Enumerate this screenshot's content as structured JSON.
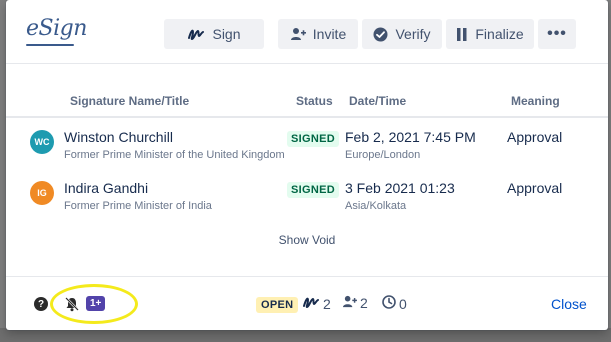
{
  "header": {
    "logo_text": "eSign",
    "buttons": {
      "sign": "Sign",
      "invite": "Invite",
      "verify": "Verify",
      "finalize": "Finalize",
      "more": "•••"
    }
  },
  "table": {
    "columns": {
      "name": "Signature Name/Title",
      "status": "Status",
      "date": "Date/Time",
      "meaning": "Meaning"
    },
    "rows": [
      {
        "initials": "WC",
        "avatar_color": "#1e9bb0",
        "name": "Winston Churchill",
        "title": "Former Prime Minister of the United Kingdom",
        "status": "SIGNED",
        "date": "Feb 2, 2021 7:45 PM",
        "timezone": "Europe/London",
        "meaning": "Approval"
      },
      {
        "initials": "IG",
        "avatar_color": "#f08a24",
        "name": "Indira Gandhi",
        "title": "Former Prime Minister of India",
        "status": "SIGNED",
        "date": "3 Feb 2021 01:23",
        "timezone": "Asia/Kolkata",
        "meaning": "Approval"
      }
    ],
    "show_void": "Show Void"
  },
  "footer": {
    "help": "?",
    "watch_count_badge": "1+",
    "status": "OPEN",
    "signed_count": "2",
    "invited_count": "2",
    "pending_count": "0",
    "close": "Close"
  },
  "colors": {
    "accent": "#0052cc",
    "signed_bg": "#e3fcef",
    "open_bg": "#fff0b3",
    "badge_purple": "#5243aa",
    "highlight": "#f4ea1c"
  },
  "icons": [
    "signature-icon",
    "add-user-icon",
    "check-circle-icon",
    "finalize-icon",
    "more-icon",
    "help-icon",
    "bell-off-icon",
    "clock-icon"
  ]
}
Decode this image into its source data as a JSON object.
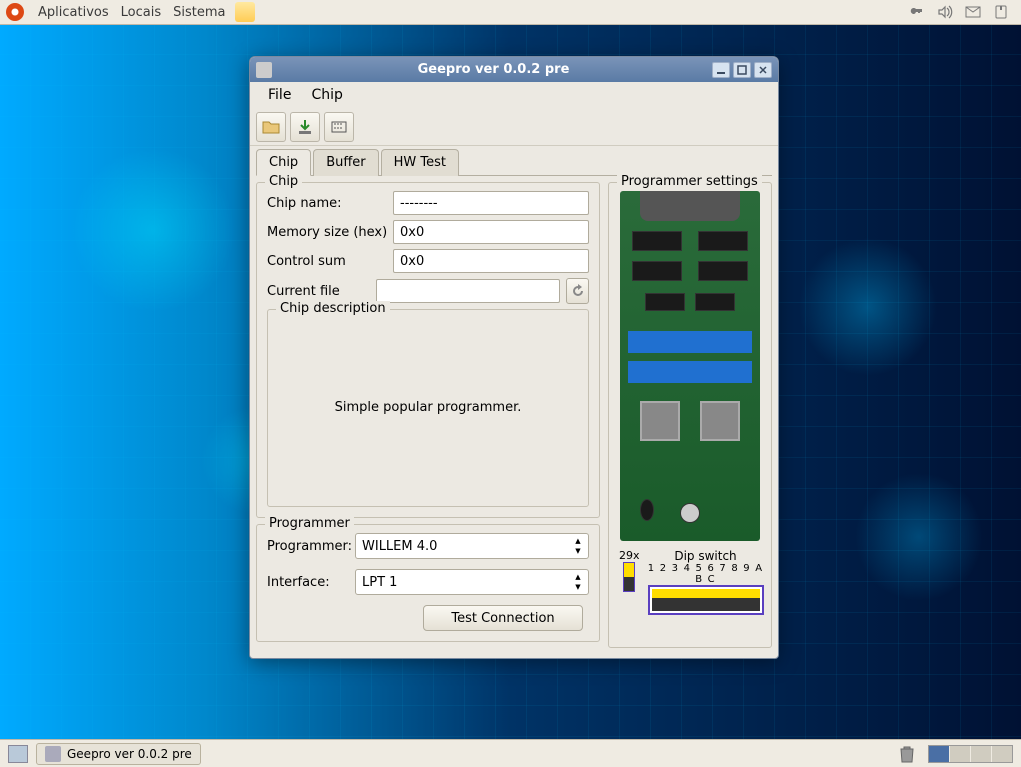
{
  "top_menu": {
    "apps": "Aplicativos",
    "places": "Locais",
    "system": "Sistema"
  },
  "taskbar": {
    "window_title": "Geepro ver 0.0.2 pre"
  },
  "window": {
    "title": "Geepro ver 0.0.2 pre",
    "menu": {
      "file": "File",
      "chip": "Chip"
    },
    "tabs": {
      "chip": "Chip",
      "buffer": "Buffer",
      "hwtest": "HW Test"
    },
    "chip_group": {
      "legend": "Chip",
      "name_label": "Chip name:",
      "name_value": "--------",
      "mem_label": "Memory size (hex)",
      "mem_value": "0x0",
      "sum_label": "Control sum",
      "sum_value": "0x0",
      "file_label": "Current file",
      "file_value": ""
    },
    "desc_group": {
      "legend": "Chip description",
      "text": "Simple popular programmer."
    },
    "prog_group": {
      "legend": "Programmer",
      "prog_label": "Programmer:",
      "prog_value": "WILLEM 4.0",
      "iface_label": "Interface:",
      "iface_value": "LPT 1",
      "test_btn": "Test Connection"
    },
    "settings_group": {
      "legend": "Programmer settings",
      "jumper_label": "29x",
      "dip_label": "Dip switch",
      "dip_nums": "1 2 3 4 5 6 7 8 9 A B C"
    }
  }
}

◆ **Task goal**
Copy all lines from the entries that contain the word "Former".

◆ **Written solution**
        "title": "Former Prime Minister of the United Kingdom",
        "title": "Former Prime Minister of India",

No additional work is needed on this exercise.